#### [TASK REQUIREMENTS]
Repeat every entry word for word, skipping the pictures.
============
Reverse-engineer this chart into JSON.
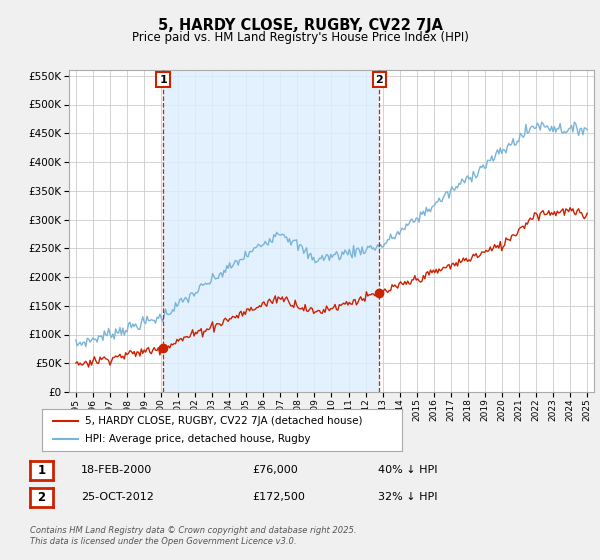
{
  "title": "5, HARDY CLOSE, RUGBY, CV22 7JA",
  "subtitle": "Price paid vs. HM Land Registry's House Price Index (HPI)",
  "ylim": [
    0,
    560000
  ],
  "yticks": [
    0,
    50000,
    100000,
    150000,
    200000,
    250000,
    300000,
    350000,
    400000,
    450000,
    500000,
    550000
  ],
  "xlim_start": 1994.6,
  "xlim_end": 2025.4,
  "hpi_color": "#7ab4d8",
  "price_color": "#cc2200",
  "vline_color": "#cc2200",
  "shade_color": "#ddeeff",
  "marker1_x": 2000.12,
  "marker1_y": 76000,
  "marker2_x": 2012.81,
  "marker2_y": 172500,
  "legend_label_price": "5, HARDY CLOSE, RUGBY, CV22 7JA (detached house)",
  "legend_label_hpi": "HPI: Average price, detached house, Rugby",
  "annotation1_label": "1",
  "annotation2_label": "2",
  "table_row1": [
    "1",
    "18-FEB-2000",
    "£76,000",
    "40% ↓ HPI"
  ],
  "table_row2": [
    "2",
    "25-OCT-2012",
    "£172,500",
    "32% ↓ HPI"
  ],
  "footer": "Contains HM Land Registry data © Crown copyright and database right 2025.\nThis data is licensed under the Open Government Licence v3.0.",
  "background_color": "#f0f0f0",
  "plot_bg_color": "#ffffff",
  "grid_color": "#cccccc"
}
============
#### [FULL RESPONSE]
Reverse-engineer this chart into JSON.
{
  "title": "5, HARDY CLOSE, RUGBY, CV22 7JA",
  "subtitle": "Price paid vs. HM Land Registry's House Price Index (HPI)",
  "ylim": [
    0,
    560000
  ],
  "yticks": [
    0,
    50000,
    100000,
    150000,
    200000,
    250000,
    300000,
    350000,
    400000,
    450000,
    500000,
    550000
  ],
  "xlim_start": 1994.6,
  "xlim_end": 2025.4,
  "hpi_color": "#7ab4d8",
  "price_color": "#cc2200",
  "vline_color": "#cc2200",
  "shade_color": "#ddeeff",
  "marker1_x": 2000.12,
  "marker1_y": 76000,
  "marker2_x": 2012.81,
  "marker2_y": 172500,
  "legend_label_price": "5, HARDY CLOSE, RUGBY, CV22 7JA (detached house)",
  "legend_label_hpi": "HPI: Average price, detached house, Rugby",
  "annotation1_label": "1",
  "annotation2_label": "2",
  "table_row1": [
    "1",
    "18-FEB-2000",
    "£76,000",
    "40% ↓ HPI"
  ],
  "table_row2": [
    "2",
    "25-OCT-2012",
    "£172,500",
    "32% ↓ HPI"
  ],
  "footer": "Contains HM Land Registry data © Crown copyright and database right 2025.\nThis data is licensed under the Open Government Licence v3.0.",
  "background_color": "#f0f0f0",
  "plot_bg_color": "#ffffff",
  "grid_color": "#cccccc"
}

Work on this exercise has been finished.